- _AIM_
Below is a listing. Gather each line of it that contains "תחסלו".
** begin RECORD LIST **
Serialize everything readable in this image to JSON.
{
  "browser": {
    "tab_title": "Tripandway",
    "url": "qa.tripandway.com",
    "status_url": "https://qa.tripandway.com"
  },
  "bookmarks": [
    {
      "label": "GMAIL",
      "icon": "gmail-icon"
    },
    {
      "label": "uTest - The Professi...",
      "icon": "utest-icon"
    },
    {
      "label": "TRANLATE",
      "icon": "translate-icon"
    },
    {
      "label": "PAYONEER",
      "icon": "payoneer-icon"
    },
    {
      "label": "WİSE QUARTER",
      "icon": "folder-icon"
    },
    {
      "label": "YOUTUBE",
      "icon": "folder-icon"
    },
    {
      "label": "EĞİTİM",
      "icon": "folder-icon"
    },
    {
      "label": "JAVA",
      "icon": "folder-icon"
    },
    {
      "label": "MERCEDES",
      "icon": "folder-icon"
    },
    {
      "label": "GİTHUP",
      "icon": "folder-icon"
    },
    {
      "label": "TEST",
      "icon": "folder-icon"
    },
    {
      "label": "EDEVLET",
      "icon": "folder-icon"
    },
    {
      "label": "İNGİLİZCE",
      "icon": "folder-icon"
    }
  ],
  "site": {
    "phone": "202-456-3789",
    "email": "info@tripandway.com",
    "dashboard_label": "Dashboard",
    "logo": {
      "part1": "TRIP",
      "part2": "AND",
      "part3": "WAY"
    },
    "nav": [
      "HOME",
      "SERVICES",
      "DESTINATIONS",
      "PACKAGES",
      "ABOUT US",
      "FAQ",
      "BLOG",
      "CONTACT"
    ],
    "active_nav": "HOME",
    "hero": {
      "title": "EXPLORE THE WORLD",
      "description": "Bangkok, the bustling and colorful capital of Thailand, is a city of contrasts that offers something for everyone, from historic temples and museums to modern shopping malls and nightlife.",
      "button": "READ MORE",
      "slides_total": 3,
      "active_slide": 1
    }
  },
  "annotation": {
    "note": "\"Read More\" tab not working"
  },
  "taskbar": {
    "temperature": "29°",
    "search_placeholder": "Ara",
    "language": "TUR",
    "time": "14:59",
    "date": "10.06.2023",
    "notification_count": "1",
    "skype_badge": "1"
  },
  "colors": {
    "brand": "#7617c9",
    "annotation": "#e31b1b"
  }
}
** end RECORD LIST **
** begin RECORD LIST **
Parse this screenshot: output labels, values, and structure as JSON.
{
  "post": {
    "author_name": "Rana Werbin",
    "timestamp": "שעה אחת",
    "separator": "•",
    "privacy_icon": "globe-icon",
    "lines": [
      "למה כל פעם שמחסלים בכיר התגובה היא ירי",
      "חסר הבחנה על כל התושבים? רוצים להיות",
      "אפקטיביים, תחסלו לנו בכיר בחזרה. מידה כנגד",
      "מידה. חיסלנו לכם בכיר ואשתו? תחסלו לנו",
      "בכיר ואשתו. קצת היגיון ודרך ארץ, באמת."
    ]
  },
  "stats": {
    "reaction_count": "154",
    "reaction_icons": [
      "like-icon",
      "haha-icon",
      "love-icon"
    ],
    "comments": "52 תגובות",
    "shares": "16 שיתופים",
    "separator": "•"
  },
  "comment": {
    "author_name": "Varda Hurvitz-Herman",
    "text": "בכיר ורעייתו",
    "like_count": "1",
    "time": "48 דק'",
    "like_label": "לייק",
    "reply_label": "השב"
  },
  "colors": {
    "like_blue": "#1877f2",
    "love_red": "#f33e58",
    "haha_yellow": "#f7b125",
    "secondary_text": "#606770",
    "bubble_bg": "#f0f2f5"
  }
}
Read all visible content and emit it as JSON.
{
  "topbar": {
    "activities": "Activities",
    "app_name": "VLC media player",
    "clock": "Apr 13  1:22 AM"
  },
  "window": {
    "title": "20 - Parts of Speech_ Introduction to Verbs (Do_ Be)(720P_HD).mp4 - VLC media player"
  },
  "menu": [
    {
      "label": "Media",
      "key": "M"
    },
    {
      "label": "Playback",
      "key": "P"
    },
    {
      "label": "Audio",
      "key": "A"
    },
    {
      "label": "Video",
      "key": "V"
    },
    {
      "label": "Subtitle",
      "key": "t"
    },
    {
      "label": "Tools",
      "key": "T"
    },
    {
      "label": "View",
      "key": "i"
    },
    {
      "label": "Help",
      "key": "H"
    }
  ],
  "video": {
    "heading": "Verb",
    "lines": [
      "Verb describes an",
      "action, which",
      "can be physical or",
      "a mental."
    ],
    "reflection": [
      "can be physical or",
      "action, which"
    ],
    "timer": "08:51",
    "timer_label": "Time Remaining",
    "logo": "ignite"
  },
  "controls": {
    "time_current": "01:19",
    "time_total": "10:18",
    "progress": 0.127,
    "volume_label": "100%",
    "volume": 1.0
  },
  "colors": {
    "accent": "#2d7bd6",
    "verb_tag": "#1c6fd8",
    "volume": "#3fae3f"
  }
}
** end RECORD LIST **
** begin RECORD LIST **
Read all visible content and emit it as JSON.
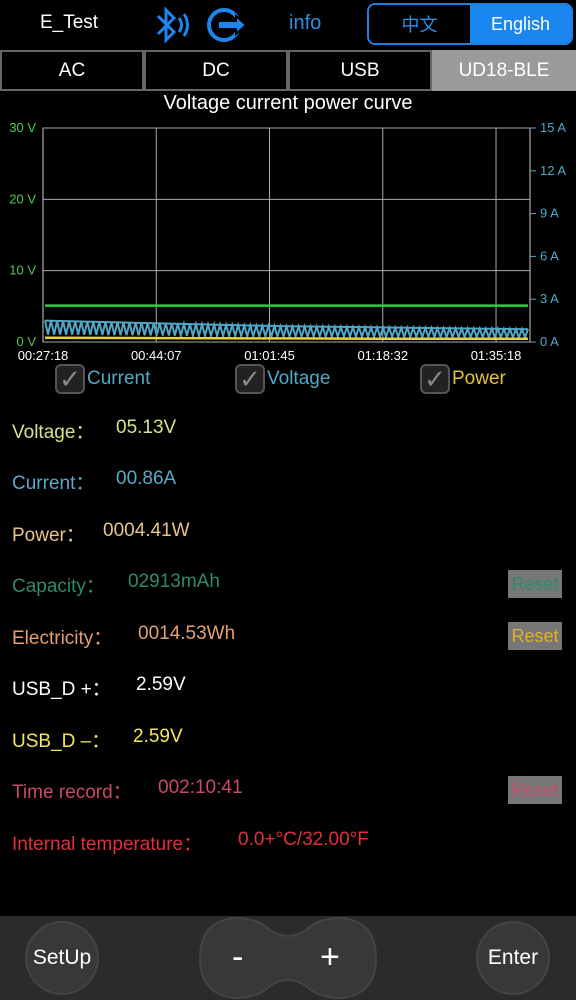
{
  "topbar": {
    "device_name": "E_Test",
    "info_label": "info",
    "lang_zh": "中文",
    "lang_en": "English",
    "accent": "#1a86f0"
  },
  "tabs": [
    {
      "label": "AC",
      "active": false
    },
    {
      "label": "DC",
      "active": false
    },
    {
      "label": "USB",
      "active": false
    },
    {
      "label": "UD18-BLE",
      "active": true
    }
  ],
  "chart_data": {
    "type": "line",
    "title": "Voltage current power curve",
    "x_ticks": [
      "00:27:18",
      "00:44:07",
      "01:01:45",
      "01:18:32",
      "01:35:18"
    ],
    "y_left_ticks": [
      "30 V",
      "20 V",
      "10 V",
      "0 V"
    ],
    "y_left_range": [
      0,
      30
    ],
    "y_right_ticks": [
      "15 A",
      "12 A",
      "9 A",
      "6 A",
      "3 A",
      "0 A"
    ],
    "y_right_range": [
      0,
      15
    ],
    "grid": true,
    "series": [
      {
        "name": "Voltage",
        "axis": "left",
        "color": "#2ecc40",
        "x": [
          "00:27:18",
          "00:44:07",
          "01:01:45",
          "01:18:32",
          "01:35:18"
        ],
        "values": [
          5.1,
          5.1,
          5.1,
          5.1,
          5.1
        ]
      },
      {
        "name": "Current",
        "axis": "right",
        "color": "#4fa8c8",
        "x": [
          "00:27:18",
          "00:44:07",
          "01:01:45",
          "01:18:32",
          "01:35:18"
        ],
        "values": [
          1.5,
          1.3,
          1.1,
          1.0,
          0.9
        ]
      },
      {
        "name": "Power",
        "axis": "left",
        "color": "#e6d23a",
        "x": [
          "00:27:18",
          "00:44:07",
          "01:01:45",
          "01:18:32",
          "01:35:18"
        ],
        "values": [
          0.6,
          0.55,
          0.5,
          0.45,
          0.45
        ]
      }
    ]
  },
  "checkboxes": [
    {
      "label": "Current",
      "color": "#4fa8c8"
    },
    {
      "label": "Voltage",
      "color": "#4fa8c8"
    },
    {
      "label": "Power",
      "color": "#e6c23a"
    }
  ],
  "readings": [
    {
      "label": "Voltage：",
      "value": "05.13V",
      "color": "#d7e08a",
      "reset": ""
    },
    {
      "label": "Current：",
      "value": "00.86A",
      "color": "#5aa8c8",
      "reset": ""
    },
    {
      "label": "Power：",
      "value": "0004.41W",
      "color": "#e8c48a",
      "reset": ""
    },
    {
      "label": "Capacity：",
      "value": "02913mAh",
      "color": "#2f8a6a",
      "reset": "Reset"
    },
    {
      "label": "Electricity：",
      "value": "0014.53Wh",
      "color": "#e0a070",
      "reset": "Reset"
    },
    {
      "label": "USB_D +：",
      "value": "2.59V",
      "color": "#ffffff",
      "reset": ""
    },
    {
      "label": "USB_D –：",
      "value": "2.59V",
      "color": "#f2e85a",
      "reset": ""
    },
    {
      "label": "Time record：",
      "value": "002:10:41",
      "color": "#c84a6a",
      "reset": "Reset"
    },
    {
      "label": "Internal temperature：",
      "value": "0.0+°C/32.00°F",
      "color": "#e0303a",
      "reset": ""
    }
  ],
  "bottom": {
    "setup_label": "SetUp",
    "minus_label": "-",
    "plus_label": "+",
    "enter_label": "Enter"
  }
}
** end RECORD LIST **
- _FULL RESPONSE_
      "אפקטיביים, תחסלו לנו בכיר בחזרה. מידה כנגד",
      "מידה. חיסלנו לכם בכיר ואשתו? תחסלו לנו",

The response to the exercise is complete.